__Short exercise__.
Pull out every line below containing the word "Client".

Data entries
↓
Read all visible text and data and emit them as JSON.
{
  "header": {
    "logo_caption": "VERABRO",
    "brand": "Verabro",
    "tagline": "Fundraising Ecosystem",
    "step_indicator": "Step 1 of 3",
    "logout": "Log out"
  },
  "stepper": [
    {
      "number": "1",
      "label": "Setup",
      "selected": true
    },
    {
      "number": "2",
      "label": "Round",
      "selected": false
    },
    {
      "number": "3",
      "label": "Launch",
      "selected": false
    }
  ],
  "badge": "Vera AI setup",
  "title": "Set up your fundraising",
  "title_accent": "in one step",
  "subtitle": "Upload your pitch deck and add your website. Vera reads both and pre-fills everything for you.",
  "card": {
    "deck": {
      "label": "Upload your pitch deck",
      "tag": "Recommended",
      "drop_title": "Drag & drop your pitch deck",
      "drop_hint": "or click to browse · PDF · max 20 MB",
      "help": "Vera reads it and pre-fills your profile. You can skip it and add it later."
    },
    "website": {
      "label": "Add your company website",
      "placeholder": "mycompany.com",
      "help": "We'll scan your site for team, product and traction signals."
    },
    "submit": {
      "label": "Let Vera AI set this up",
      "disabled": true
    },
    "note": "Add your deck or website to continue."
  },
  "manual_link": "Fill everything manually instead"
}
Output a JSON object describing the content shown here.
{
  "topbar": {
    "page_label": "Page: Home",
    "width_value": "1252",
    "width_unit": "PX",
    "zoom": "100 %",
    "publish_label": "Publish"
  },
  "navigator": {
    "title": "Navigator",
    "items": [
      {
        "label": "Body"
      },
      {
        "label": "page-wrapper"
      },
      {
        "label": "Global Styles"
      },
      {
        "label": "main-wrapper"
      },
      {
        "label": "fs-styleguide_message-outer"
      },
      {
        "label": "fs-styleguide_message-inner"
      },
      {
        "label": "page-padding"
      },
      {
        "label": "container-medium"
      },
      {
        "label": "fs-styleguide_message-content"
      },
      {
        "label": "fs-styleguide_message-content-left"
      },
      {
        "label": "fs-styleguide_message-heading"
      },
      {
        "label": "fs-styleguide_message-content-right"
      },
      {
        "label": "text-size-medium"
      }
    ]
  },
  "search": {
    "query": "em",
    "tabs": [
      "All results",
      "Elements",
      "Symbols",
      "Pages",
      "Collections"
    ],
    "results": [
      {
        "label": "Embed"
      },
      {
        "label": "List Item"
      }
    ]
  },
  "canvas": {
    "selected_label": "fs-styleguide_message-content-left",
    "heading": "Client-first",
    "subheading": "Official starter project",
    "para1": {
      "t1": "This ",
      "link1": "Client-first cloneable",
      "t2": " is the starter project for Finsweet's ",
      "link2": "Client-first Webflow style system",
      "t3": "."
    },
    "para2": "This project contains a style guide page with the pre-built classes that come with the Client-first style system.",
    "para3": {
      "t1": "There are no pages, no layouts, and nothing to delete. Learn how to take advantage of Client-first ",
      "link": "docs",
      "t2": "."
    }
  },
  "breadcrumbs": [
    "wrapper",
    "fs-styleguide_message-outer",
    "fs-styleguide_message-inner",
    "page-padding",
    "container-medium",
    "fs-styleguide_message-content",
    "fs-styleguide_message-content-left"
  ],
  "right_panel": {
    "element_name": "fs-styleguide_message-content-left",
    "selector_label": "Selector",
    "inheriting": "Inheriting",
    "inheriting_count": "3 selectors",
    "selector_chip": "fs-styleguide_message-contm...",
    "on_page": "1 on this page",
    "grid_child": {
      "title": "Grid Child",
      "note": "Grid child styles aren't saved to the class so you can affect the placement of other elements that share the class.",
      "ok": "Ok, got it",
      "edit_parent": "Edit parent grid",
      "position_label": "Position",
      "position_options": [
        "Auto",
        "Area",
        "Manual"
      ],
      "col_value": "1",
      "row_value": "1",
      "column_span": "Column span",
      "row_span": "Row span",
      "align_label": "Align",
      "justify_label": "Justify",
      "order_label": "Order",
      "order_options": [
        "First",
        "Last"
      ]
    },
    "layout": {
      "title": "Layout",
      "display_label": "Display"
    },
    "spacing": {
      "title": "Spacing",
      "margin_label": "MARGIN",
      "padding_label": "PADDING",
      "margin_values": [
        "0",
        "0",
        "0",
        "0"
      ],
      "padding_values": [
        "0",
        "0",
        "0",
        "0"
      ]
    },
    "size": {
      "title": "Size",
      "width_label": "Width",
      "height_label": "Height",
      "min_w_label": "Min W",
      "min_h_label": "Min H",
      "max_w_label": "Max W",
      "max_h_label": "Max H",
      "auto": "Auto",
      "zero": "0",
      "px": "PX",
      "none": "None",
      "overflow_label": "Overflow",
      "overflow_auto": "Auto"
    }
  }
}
↑
__Right answer__.
    "heading": "Client-first",
      "link1": "Client-first cloneable",
      "link2": "Client-first Webflow style system",
    "para2": "This project contains a style guide page with the pre-built classes that come with the Client-first style system.",
      "t1": "There are no pages, no layouts, and nothing to delete. Learn how to take advantage of Client-first ",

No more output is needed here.